▸ **INSTRUCTION**:
In the data below, locate each line with the word "pour" and list it.

▸ **LISTED RECORDS**:
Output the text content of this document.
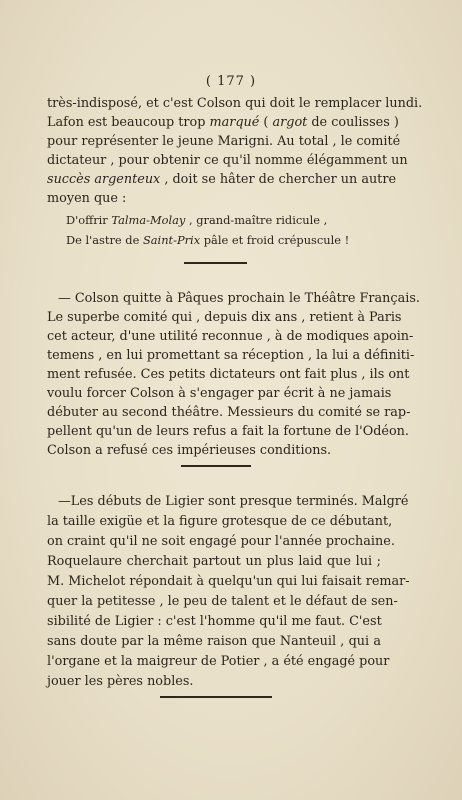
( 177 )
très-indisposé, et c'est Colson qui doit le remplacer lundi.
Lafon est beaucoup trop marqué ( argot de coulisses )
pour représenter le jeune Marigni. Au total , le comité
dictateur , pour obtenir ce qu'il nomme élégamment un
succès argenteux , doit se hâter de chercher un autre
moyen que :
D'offrir Talma-Molay , grand-maître ridicule ,
De l'astre de Saint-Prix pâle et froid crépuscule !
— Colson quitte à Pâques prochain le Théâtre Français.
Le superbe comité qui , depuis dix ans , retient à Paris
cet acteur, d'une utilité reconnue , à de modiques apoin-
temens , en lui promettant sa réception , la lui a définiti-
ment refusée. Ces petits dictateurs ont fait plus , ils ont
voulu forcer Colson à s'engager par écrit à ne jamais
débuter au second théâtre. Messieurs du comité se rap-
pellent qu'un de leurs refus a fait la fortune de l'Odéon.
Colson a refusé ces impérieuses conditions.
—Les débuts de Ligier sont presque terminés. Malgré
la taille exigüe et la figure grotesque de ce débutant,
on craint qu'il ne soit engagé pour l'année prochaine.
Roquelaure cherchait partout un plus laid que lui ;
M. Michelot répondait à quelqu'un qui lui faisait remar-
quer la petitesse , le peu de talent et le défaut de sen-
sibilité de Ligier : c'est l'homme qu'il me faut. C'est
sans doute par la même raison que Nanteuil , qui a
l'organe et la maigreur de Potier , a été engagé pour
jouer les pères nobles.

▸ **TASK RESULT**:
pour représenter le jeune Marigni. Au total , le comité
dictateur , pour obtenir ce qu'il nomme élégamment un
on craint qu'il ne soit engagé pour l'année prochaine.
l'organe et la maigreur de Potier , a été engagé pour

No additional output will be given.